■ **What is needed**
Pull each line containing "GoodsView" out of the data and copy it.

■ **Extracted records**
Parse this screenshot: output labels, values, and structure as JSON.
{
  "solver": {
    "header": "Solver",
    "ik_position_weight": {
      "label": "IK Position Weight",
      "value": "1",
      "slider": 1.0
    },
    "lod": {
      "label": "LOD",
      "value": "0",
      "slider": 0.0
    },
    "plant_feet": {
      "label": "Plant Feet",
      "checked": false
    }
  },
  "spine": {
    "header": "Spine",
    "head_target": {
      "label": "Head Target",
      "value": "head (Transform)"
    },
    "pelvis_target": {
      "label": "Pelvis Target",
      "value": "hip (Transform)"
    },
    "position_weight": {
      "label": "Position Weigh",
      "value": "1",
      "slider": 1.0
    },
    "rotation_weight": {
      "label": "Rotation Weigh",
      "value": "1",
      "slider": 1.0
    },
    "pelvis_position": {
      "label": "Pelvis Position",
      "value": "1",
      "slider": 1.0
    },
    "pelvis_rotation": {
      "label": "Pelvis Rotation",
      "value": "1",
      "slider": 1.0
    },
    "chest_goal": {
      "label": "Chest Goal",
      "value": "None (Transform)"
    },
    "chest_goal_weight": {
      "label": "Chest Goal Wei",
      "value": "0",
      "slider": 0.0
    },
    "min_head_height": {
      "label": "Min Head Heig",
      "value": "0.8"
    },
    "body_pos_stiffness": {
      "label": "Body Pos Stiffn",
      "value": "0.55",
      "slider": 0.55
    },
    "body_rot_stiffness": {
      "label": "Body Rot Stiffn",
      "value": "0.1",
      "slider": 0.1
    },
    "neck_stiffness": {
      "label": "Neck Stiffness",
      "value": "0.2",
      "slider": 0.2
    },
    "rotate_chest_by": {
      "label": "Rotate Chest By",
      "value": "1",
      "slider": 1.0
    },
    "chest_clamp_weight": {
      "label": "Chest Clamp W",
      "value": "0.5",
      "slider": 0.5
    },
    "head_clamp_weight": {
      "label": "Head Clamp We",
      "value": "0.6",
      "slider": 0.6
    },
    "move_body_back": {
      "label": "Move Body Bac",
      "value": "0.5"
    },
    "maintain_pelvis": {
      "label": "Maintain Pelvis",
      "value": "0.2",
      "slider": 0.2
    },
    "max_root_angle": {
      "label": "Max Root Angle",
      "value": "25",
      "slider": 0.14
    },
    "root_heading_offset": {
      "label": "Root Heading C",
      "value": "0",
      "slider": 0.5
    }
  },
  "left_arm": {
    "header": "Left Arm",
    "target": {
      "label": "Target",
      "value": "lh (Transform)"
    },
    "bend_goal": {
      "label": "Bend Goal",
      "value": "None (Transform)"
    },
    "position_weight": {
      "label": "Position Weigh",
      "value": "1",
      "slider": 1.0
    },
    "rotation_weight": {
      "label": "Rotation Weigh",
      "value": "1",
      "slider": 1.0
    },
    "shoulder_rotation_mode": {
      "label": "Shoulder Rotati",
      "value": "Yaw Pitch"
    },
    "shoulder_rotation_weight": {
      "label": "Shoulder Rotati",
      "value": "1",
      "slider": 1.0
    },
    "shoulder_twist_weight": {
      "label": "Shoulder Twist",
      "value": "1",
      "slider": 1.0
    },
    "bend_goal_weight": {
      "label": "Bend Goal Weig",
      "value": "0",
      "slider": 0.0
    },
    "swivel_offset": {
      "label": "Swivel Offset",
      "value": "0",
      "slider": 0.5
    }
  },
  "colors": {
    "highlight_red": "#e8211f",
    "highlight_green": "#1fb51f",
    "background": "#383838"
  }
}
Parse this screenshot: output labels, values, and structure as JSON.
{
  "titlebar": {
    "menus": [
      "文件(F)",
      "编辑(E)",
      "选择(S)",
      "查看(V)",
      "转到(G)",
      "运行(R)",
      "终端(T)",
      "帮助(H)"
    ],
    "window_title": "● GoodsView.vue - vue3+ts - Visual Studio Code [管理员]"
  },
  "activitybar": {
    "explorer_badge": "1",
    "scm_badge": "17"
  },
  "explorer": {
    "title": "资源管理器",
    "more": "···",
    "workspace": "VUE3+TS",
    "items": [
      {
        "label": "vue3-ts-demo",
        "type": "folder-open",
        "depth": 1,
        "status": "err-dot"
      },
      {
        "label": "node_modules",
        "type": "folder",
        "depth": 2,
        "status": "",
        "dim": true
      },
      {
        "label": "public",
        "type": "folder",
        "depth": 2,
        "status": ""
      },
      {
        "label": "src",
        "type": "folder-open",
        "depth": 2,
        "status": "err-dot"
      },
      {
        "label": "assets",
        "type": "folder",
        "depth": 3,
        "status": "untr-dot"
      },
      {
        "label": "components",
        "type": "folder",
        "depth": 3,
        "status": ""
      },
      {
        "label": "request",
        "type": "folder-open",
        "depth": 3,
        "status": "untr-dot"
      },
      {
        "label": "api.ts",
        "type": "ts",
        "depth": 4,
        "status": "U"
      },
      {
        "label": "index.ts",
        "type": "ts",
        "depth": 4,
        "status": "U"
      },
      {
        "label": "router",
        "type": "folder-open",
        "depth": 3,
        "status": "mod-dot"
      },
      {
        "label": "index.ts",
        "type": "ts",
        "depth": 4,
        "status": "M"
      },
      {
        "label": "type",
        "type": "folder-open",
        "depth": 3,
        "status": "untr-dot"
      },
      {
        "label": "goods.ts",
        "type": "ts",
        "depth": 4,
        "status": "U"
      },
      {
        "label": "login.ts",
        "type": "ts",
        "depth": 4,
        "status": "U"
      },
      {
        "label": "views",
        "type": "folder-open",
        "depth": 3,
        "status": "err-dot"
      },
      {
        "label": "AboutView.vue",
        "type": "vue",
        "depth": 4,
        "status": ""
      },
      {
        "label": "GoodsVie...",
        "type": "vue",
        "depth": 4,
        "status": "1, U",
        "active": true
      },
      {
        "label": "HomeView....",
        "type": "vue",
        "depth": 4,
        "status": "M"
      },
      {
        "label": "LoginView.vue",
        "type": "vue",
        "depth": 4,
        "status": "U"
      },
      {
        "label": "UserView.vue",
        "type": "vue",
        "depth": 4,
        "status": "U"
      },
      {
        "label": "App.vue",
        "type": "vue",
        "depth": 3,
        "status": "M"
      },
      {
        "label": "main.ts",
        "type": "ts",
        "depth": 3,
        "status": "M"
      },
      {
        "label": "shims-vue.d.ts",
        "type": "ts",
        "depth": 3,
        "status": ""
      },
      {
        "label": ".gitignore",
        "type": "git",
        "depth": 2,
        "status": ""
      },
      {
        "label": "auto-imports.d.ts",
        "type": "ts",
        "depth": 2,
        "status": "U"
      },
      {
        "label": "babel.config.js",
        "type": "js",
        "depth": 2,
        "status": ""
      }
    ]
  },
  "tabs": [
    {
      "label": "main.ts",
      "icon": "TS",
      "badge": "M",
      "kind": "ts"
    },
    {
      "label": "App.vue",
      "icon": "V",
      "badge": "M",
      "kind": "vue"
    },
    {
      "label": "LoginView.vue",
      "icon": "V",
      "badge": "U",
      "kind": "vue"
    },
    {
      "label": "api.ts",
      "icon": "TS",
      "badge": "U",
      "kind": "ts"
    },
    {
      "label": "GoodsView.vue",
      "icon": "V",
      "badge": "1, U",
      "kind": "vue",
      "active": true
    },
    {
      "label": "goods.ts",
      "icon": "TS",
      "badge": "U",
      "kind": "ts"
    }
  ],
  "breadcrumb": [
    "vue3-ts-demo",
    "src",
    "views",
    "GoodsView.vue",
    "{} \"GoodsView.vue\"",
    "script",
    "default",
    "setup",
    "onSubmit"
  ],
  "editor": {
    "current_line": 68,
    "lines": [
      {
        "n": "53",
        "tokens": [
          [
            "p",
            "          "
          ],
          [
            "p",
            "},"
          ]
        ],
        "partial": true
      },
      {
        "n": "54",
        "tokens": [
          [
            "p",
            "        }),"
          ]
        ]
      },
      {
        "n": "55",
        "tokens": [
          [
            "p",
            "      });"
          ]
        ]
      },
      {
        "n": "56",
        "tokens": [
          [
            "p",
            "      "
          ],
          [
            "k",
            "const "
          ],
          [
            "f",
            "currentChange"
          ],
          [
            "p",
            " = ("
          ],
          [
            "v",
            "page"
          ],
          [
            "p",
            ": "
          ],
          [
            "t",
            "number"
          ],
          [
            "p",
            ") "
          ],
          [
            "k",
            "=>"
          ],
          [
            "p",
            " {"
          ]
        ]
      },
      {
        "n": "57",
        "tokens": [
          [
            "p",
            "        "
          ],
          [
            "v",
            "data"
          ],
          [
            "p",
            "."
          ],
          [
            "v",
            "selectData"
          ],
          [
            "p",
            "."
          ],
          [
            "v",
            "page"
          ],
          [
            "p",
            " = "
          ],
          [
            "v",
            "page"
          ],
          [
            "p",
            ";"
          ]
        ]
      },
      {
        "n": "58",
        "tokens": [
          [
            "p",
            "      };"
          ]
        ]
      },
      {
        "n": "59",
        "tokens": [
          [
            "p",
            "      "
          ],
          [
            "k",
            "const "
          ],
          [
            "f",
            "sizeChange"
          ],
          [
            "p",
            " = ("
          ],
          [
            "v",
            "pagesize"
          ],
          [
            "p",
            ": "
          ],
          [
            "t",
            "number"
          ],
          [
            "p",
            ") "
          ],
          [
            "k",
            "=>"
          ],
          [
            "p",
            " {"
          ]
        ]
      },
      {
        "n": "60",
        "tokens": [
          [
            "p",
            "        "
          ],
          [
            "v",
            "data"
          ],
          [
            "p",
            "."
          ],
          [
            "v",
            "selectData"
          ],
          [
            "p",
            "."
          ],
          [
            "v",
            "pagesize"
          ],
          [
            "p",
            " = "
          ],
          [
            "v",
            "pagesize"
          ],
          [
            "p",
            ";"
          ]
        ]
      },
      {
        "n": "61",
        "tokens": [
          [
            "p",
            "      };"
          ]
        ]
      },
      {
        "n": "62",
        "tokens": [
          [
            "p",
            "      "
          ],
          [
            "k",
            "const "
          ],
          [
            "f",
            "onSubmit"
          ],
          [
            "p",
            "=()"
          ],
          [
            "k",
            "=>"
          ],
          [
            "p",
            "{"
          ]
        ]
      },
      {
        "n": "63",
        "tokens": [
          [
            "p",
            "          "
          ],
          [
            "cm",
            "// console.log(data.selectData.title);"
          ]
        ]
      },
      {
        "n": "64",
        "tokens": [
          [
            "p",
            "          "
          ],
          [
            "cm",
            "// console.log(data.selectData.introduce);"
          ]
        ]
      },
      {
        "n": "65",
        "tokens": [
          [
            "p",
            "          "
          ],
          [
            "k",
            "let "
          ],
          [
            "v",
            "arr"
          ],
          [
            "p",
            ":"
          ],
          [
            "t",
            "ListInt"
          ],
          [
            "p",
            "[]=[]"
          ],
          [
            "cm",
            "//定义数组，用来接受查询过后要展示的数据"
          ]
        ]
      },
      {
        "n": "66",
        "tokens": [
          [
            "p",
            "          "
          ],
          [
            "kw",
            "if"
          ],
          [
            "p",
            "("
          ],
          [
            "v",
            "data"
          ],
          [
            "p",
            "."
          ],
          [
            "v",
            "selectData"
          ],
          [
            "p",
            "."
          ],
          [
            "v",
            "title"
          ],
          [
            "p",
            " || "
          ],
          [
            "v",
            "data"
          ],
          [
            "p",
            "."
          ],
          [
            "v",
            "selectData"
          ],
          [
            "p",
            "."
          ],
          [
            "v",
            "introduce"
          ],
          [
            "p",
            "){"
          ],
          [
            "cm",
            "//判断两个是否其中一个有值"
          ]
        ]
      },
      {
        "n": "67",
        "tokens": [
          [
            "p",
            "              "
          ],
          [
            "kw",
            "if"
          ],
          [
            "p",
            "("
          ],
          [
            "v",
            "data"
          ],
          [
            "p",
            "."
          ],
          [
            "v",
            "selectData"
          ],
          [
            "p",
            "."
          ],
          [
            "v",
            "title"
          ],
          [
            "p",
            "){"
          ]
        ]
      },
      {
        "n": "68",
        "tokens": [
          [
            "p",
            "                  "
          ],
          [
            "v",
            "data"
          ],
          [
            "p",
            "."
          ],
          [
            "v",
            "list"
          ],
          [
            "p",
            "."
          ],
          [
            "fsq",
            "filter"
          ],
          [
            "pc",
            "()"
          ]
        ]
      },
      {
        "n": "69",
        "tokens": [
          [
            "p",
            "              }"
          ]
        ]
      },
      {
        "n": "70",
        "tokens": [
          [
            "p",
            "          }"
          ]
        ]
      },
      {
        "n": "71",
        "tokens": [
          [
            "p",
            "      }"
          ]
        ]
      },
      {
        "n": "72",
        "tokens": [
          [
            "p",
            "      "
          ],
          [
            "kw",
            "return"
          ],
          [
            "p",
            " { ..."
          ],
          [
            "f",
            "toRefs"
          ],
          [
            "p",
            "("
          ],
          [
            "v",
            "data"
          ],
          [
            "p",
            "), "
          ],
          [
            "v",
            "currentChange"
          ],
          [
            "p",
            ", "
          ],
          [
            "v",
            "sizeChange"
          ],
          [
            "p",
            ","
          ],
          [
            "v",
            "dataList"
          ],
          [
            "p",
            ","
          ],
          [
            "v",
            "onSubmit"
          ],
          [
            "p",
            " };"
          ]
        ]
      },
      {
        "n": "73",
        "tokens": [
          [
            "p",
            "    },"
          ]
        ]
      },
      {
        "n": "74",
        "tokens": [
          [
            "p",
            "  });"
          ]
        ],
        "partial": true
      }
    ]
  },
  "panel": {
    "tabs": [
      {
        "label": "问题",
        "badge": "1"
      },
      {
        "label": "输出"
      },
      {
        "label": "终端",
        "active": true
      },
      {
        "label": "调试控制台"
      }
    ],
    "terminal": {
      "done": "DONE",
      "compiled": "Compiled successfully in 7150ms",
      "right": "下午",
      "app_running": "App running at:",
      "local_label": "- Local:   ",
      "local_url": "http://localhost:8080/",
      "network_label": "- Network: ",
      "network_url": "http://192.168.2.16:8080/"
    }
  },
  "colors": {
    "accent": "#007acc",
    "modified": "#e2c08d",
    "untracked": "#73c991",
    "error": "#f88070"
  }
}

■ **Exercise answer**
    "window_title": "● GoodsView.vue - vue3+ts - Visual Studio Code [管理员]"
      "label": "GoodsView.vue",
    "GoodsView.vue",
    "{} \"GoodsView.vue\"",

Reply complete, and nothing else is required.